#### TASK DESCRIPTION:
Select from the records below every line that has the word "traffic" in it.

○ ○ ○ ○ ○

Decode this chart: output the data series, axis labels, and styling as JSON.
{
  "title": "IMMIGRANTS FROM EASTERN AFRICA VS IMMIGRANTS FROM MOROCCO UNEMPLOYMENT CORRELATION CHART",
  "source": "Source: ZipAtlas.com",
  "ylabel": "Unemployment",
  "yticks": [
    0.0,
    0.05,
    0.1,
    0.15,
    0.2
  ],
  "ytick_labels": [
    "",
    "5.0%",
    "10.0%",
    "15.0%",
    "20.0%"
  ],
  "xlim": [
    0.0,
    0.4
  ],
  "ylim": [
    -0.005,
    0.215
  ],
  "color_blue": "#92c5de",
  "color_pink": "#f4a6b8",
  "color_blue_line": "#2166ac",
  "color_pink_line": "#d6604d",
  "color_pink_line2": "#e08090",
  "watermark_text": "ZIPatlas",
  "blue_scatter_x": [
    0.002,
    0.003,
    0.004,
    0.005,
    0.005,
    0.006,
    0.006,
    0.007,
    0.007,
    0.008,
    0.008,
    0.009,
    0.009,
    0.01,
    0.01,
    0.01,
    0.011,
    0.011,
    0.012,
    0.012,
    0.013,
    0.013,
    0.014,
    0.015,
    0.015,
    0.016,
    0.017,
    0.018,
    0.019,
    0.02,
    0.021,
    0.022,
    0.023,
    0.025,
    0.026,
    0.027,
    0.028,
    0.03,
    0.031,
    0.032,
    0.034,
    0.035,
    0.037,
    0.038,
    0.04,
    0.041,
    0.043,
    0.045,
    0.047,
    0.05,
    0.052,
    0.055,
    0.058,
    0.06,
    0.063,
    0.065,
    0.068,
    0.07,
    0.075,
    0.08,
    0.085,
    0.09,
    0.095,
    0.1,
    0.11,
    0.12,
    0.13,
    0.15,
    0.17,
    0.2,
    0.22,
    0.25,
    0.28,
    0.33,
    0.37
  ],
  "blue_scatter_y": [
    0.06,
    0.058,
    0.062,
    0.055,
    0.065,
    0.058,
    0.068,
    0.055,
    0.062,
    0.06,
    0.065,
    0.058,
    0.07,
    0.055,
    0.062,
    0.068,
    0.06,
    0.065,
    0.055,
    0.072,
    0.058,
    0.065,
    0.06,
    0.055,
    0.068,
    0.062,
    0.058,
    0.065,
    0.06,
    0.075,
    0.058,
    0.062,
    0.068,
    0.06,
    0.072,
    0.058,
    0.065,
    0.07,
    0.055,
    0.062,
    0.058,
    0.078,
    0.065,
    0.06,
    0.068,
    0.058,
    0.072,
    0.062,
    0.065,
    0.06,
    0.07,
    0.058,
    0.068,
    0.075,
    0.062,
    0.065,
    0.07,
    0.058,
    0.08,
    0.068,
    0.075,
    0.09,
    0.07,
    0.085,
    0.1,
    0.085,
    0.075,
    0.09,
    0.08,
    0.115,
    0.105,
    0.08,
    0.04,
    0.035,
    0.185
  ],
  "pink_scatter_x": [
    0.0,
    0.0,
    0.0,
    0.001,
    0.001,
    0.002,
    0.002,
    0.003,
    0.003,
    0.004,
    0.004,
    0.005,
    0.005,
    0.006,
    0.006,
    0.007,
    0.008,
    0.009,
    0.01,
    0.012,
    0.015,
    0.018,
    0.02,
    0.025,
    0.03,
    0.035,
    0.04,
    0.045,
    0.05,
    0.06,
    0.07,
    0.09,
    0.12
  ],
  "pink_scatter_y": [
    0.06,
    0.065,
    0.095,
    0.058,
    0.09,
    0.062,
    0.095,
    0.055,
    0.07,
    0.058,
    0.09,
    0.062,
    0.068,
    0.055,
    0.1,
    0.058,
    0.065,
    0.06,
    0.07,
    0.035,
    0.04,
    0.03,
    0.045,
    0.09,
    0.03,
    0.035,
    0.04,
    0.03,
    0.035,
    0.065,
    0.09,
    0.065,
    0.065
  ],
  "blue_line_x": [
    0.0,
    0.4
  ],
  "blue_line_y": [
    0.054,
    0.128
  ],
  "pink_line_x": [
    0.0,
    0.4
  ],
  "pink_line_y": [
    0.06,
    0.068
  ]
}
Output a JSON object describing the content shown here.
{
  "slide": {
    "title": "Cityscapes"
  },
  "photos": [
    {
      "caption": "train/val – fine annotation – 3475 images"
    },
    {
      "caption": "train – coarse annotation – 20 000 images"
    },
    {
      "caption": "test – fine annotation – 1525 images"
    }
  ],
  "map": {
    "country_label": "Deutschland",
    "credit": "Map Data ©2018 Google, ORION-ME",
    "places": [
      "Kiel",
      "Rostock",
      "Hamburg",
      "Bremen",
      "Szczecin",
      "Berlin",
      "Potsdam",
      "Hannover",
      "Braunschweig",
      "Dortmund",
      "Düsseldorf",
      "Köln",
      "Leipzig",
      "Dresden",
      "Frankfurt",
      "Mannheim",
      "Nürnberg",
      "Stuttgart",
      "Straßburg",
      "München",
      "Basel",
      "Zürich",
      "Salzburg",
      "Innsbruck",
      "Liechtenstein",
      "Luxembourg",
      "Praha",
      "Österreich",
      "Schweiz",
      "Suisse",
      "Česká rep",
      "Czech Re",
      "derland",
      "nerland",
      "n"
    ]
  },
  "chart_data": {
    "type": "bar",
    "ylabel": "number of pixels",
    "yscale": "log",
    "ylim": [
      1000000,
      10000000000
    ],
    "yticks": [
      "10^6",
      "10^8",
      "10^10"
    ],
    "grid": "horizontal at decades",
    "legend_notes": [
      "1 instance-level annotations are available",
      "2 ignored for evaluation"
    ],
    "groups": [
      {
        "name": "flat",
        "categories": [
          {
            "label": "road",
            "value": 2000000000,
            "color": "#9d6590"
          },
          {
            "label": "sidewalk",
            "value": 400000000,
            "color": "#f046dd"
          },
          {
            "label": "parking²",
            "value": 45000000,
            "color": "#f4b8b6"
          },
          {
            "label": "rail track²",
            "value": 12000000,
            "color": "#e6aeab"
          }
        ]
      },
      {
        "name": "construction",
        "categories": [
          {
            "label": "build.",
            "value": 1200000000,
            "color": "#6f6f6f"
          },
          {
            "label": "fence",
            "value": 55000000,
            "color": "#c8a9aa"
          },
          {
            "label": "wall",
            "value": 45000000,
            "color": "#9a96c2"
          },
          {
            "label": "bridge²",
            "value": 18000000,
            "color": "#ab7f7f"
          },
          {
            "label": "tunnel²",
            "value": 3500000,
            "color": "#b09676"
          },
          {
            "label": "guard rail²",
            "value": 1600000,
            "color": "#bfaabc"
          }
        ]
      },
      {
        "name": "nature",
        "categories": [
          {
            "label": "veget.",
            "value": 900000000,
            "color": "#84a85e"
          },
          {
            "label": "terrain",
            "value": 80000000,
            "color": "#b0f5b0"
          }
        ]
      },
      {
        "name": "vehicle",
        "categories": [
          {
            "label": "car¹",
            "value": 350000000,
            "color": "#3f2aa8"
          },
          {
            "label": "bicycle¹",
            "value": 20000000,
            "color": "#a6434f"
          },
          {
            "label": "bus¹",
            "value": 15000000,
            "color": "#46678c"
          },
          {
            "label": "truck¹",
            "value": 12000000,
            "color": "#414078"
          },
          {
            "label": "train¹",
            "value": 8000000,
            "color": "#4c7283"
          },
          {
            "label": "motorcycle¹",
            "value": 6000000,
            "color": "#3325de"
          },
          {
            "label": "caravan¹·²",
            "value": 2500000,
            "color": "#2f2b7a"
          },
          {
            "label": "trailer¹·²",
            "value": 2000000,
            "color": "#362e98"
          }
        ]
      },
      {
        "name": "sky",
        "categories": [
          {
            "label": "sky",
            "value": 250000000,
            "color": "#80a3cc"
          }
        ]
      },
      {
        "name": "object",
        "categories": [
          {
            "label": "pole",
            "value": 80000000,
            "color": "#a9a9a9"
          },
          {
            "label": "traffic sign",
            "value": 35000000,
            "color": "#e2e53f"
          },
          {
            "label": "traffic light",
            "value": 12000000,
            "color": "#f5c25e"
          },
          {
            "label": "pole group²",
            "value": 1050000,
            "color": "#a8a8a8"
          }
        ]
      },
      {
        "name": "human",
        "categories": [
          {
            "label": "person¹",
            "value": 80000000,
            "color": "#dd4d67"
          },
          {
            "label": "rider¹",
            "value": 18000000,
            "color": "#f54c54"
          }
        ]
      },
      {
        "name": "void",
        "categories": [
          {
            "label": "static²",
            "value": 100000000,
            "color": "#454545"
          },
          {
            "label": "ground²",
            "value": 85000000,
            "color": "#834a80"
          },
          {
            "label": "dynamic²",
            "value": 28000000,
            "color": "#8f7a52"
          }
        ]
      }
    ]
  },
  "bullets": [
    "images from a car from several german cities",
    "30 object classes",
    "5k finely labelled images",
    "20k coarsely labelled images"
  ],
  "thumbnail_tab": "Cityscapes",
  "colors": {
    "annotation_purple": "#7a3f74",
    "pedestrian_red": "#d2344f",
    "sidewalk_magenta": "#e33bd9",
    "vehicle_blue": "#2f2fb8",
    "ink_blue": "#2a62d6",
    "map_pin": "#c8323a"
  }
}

○ ○ ○ ○ ○

#### THE ANSWER:
            "label": "traffic sign",
            "label": "traffic light",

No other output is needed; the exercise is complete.